Littérature médiévale sans frontières
1Qui ne connaîtrait pas la théorie des polysystèmes, ou s’interrogerait sur la pertinence de son application dans la littérature médiévale (ou plutôt « des littératures médiévales »), consultera avec profit le beau volume qui réunit les articles issus du colloque « Les littératures vernaculaires de l’Europe médiévale et la question des frontières » tenu à l’Université de Haute‑Alsace (Mulhouse) du 13 au 15 octobre 2016, en collaboration avec l’Université de Stockholm. Que la littérature ne naisse pas ex abrupto d’un monde clos mais résulte des rapports extra‑génériques ou linguistiques dans un espace plus large est une idée qui méritait assurément qu’on l’expérimente sur l’univers « essentiellement plurilingue et pluriculturel » qu’est le Moyen Âge1. Il serait cependant caricatural de considérer les frontières médiévales comme inexistantes ; c’est plutôt l’expérience de ces frontières, leurs transgressions qui fait sens ici. Les différentes communications du colloque s’appuient sur un large ensemble de textes en langues vernaculaires et offrent finalement un panorama intéressant de la littérature médiévale dans toute sa diversité ainsi que des perspectives de recherches prometteuses.

.....

● Consigne A:
Dans la liste, recopiez les lignes situées entre celle qui contient « general-card: General Name » et celle qui contient « field-label: Creating since », incluses, en remplaçant « sidebar-item » par « menu-item » sans rien modifier d'autre.
Le texte et la liste n'ont aucun rapport entre eux.

[Entrées du jeu de données de mise en page]

.....

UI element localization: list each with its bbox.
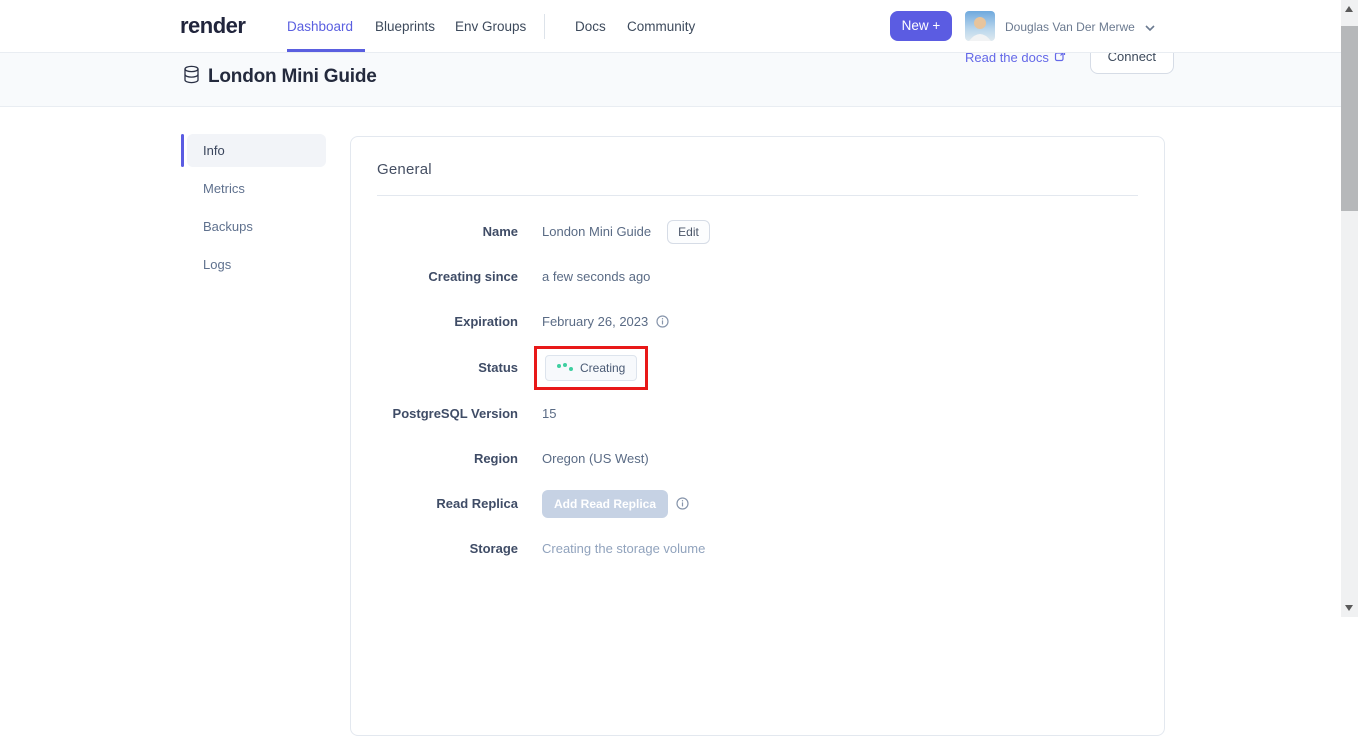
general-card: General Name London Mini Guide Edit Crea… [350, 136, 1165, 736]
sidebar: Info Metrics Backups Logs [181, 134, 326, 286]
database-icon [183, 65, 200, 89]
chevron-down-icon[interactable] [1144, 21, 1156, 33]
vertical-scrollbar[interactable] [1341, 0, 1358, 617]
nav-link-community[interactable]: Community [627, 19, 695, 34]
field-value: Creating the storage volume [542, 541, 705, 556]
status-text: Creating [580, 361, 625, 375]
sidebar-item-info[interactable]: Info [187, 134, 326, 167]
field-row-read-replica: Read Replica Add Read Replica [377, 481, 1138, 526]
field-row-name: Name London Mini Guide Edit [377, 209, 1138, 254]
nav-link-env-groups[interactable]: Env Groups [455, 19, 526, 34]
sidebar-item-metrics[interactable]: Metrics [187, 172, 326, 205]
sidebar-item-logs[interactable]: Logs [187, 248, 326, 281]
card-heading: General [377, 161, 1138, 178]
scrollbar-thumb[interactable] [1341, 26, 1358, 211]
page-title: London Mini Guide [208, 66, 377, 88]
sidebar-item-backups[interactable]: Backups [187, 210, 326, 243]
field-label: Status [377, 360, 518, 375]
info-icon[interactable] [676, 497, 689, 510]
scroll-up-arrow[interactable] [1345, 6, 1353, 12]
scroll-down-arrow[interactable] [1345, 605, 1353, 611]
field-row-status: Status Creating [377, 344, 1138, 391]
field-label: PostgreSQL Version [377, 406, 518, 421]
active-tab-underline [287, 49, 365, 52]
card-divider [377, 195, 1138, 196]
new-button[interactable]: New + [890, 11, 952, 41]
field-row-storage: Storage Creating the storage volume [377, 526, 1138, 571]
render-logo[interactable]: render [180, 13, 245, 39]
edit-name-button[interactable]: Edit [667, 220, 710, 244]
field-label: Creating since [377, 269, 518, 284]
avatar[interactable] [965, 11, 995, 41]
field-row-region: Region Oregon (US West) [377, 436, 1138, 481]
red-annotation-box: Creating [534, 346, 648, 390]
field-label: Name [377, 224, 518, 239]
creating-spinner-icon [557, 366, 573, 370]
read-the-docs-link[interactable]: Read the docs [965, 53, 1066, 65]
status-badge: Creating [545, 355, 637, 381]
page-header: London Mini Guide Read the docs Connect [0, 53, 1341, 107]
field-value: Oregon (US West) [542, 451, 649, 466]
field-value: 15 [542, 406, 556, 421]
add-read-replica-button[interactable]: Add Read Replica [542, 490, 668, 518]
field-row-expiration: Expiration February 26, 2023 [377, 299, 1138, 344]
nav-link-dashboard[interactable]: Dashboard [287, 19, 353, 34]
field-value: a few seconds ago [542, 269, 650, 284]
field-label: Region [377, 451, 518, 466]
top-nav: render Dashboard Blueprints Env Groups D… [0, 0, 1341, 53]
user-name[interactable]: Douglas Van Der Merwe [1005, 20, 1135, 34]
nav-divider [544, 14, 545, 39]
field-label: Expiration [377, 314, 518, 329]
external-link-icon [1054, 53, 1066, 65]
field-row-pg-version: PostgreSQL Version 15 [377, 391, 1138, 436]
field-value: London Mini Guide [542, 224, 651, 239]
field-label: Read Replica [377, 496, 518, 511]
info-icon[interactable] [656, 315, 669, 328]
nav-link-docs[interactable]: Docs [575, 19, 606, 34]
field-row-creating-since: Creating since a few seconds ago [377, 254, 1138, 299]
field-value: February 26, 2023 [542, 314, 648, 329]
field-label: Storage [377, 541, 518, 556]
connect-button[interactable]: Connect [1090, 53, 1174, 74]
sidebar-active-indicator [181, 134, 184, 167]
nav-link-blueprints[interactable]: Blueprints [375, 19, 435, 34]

.....

● Consigne B:
Répondez aux questions suivantes d'après le passage cité.
(i) Dans quelle université s'est tenu le colloque ?
(ii) Avec quelle autre université ce colloque a-t-il été organisé ?
(iii) Par quels termes, entre guillemets, le passage qualifie-t-il l'univers du Moyen Âge ?

● Réponse attendue A:
general-card: General Name London Mini Guide Edit Crea… [350, 136, 1165, 736]
sidebar: Info Metrics Backups Logs [181, 134, 326, 286]
database-icon [183, 65, 200, 89]
chevron-down-icon[interactable] [1144, 21, 1156, 33]
vertical-scrollbar[interactable] [1341, 0, 1358, 617]
nav-link-community[interactable]: Community [627, 19, 695, 34]
field-value: Creating the storage volume [542, 541, 705, 556]
status-text: Creating [580, 361, 625, 375]
menu-item-info[interactable]: Info [187, 134, 326, 167]
field-row-read-replica: Read Replica Add Read Replica [377, 481, 1138, 526]
field-row-name: Name London Mini Guide Edit [377, 209, 1138, 254]
nav-link-env-groups[interactable]: Env Groups [455, 19, 526, 34]
menu-item-metrics[interactable]: Metrics [187, 172, 326, 205]
menu-item-logs[interactable]: Logs [187, 248, 326, 281]
card-heading: General [377, 161, 1138, 178]
scrollbar-thumb[interactable] [1341, 26, 1358, 211]
page-title: London Mini Guide [208, 66, 377, 88]
menu-item-backups[interactable]: Backups [187, 210, 326, 243]
field-label: Status [377, 360, 518, 375]
info-icon[interactable] [676, 497, 689, 510]
scroll-up-arrow[interactable] [1345, 6, 1353, 12]
scroll-down-arrow[interactable] [1345, 605, 1353, 611]
field-row-status: Status Creating [377, 344, 1138, 391]
field-label: PostgreSQL Version [377, 406, 518, 421]
active-tab-underline [287, 49, 365, 52]
card-divider [377, 195, 1138, 196]
new-button[interactable]: New + [890, 11, 952, 41]
field-row-storage: Storage Creating the storage volume [377, 526, 1138, 571]
render-logo[interactable]: render [180, 13, 245, 39]
edit-name-button[interactable]: Edit [667, 220, 710, 244]
field-label: Creating since [377, 269, 518, 284]

● Réponse attendue B:
(i) À l'Université de Haute-Alsace, à Mulhouse.
(ii) Avec l'Université de Stockholm.
(iii) « essentiellement plurilingue et pluriculturel ».